Set exercise: Repeat the records below exactly, leaving out any pictures.

[Items from a data source]
--- START ---

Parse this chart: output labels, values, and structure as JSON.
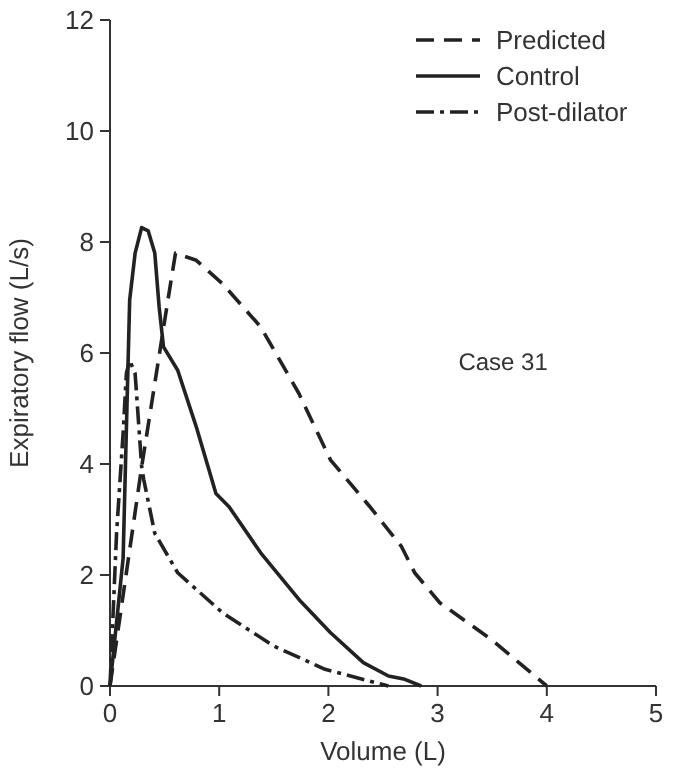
{
  "chart_data": {
    "type": "line",
    "xlabel": "Volume (L)",
    "ylabel": "Expiratory flow (L/s)",
    "xlim": [
      0,
      5
    ],
    "xticks": [
      0,
      1,
      2,
      3,
      4,
      5
    ],
    "ylim": [
      0,
      12
    ],
    "yticks": [
      0,
      2,
      4,
      6,
      8,
      10,
      12
    ],
    "grid": false,
    "legend": "top right",
    "marker": "none",
    "annotations": [
      "Case 31"
    ],
    "series": [
      {
        "name": "Predicted",
        "color": "#222222",
        "line_style": "dashed",
        "x": [
          0,
          0.29,
          0.53,
          0.6,
          0.79,
          1.03,
          1.38,
          1.73,
          2.02,
          2.38,
          2.67,
          2.79,
          3.02,
          3.49,
          4.0
        ],
        "values": [
          0,
          3.95,
          6.95,
          7.8,
          7.67,
          7.25,
          6.47,
          5.27,
          4.07,
          3.23,
          2.51,
          2.04,
          1.5,
          0.84,
          0
        ]
      },
      {
        "name": "Control",
        "color": "#222222",
        "line_style": "solid",
        "x": [
          0,
          0.12,
          0.18,
          0.23,
          0.29,
          0.35,
          0.41,
          0.45,
          0.49,
          0.62,
          0.79,
          0.97,
          1.09,
          1.38,
          1.73,
          2.02,
          2.32,
          2.55,
          2.7,
          2.85
        ],
        "values": [
          0,
          2.3,
          6.95,
          7.8,
          8.26,
          8.2,
          7.8,
          6.83,
          6.11,
          5.69,
          4.67,
          3.47,
          3.23,
          2.4,
          1.56,
          0.96,
          0.42,
          0.18,
          0.12,
          0
        ]
      },
      {
        "name": "Post-dilator",
        "color": "#222222",
        "line_style": "dashdot",
        "x": [
          0,
          0.06,
          0.12,
          0.15,
          0.18,
          0.23,
          0.29,
          0.31,
          0.41,
          0.62,
          1.03,
          1.5,
          1.97,
          2.55
        ],
        "values": [
          0,
          2.75,
          4.55,
          5.63,
          5.87,
          5.63,
          3.95,
          3.71,
          2.75,
          2.04,
          1.32,
          0.72,
          0.3,
          0
        ]
      }
    ]
  }
}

--- END ---

Final result:
Parse this chart: output labels, values, and structure as JSON.
{
  "chart_data": {
    "type": "line",
    "xlabel": "Volume (L)",
    "ylabel": "Expiratory flow (L/s)",
    "xlim": [
      0,
      5
    ],
    "xticks": [
      0,
      1,
      2,
      3,
      4,
      5
    ],
    "ylim": [
      0,
      12
    ],
    "yticks": [
      0,
      2,
      4,
      6,
      8,
      10,
      12
    ],
    "grid": false,
    "legend": "top right",
    "marker": "none",
    "annotations": [
      "Case 31"
    ],
    "series": [
      {
        "name": "Predicted",
        "color": "#222222",
        "line_style": "dashed",
        "x": [
          0,
          0.29,
          0.53,
          0.6,
          0.79,
          1.03,
          1.38,
          1.73,
          2.02,
          2.38,
          2.67,
          2.79,
          3.02,
          3.49,
          4.0
        ],
        "values": [
          0,
          3.95,
          6.95,
          7.8,
          7.67,
          7.25,
          6.47,
          5.27,
          4.07,
          3.23,
          2.51,
          2.04,
          1.5,
          0.84,
          0
        ]
      },
      {
        "name": "Control",
        "color": "#222222",
        "line_style": "solid",
        "x": [
          0,
          0.12,
          0.18,
          0.23,
          0.29,
          0.35,
          0.41,
          0.45,
          0.49,
          0.62,
          0.79,
          0.97,
          1.09,
          1.38,
          1.73,
          2.02,
          2.32,
          2.55,
          2.7,
          2.85
        ],
        "values": [
          0,
          2.3,
          6.95,
          7.8,
          8.26,
          8.2,
          7.8,
          6.83,
          6.11,
          5.69,
          4.67,
          3.47,
          3.23,
          2.4,
          1.56,
          0.96,
          0.42,
          0.18,
          0.12,
          0
        ]
      },
      {
        "name": "Post-dilator",
        "color": "#222222",
        "line_style": "dashdot",
        "x": [
          0,
          0.06,
          0.12,
          0.15,
          0.18,
          0.23,
          0.29,
          0.31,
          0.41,
          0.62,
          1.03,
          1.5,
          1.97,
          2.55
        ],
        "values": [
          0,
          2.75,
          4.55,
          5.63,
          5.87,
          5.63,
          3.95,
          3.71,
          2.75,
          2.04,
          1.32,
          0.72,
          0.3,
          0
        ]
      }
    ]
  }
}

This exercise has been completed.